◆ **SET EXERCISE**: Return all lines in the material below that contain "name".
-------- STORED DATA
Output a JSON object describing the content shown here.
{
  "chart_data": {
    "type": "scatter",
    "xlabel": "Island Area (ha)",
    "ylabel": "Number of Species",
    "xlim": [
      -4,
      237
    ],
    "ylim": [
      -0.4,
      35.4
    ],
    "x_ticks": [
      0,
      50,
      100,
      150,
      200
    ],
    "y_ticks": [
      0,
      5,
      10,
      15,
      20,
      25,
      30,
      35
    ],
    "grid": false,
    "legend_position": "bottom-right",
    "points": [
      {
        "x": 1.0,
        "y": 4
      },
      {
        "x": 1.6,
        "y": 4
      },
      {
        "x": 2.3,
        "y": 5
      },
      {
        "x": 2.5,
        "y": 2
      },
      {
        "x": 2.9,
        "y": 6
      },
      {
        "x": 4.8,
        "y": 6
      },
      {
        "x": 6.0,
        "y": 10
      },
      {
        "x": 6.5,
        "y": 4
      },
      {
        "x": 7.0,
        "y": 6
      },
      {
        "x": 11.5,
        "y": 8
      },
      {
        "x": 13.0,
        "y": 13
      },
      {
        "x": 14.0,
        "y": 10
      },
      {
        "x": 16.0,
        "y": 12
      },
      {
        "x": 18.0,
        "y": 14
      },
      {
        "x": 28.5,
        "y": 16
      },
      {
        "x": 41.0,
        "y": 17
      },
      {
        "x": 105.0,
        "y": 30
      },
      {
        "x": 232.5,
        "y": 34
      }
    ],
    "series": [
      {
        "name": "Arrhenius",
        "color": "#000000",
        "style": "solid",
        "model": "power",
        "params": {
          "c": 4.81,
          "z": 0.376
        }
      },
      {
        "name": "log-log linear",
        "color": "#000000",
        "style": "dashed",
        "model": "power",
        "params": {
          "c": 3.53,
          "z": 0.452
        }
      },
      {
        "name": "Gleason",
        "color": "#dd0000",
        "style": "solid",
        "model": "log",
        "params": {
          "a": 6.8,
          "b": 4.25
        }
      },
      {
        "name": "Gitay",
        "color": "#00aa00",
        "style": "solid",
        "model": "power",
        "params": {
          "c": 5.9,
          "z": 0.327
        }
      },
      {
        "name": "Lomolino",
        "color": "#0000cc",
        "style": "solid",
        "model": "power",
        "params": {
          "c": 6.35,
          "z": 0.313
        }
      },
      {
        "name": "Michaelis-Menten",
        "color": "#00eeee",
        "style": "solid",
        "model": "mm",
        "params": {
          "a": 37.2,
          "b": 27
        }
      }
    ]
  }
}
----------------
◆ **TASK RESPONSE**:
        "name": "Arrhenius",
        "name": "log-log linear",
        "name": "Gleason",
        "name": "Gitay",
        "name": "Lomolino",
        "name": "Michaelis-Menten",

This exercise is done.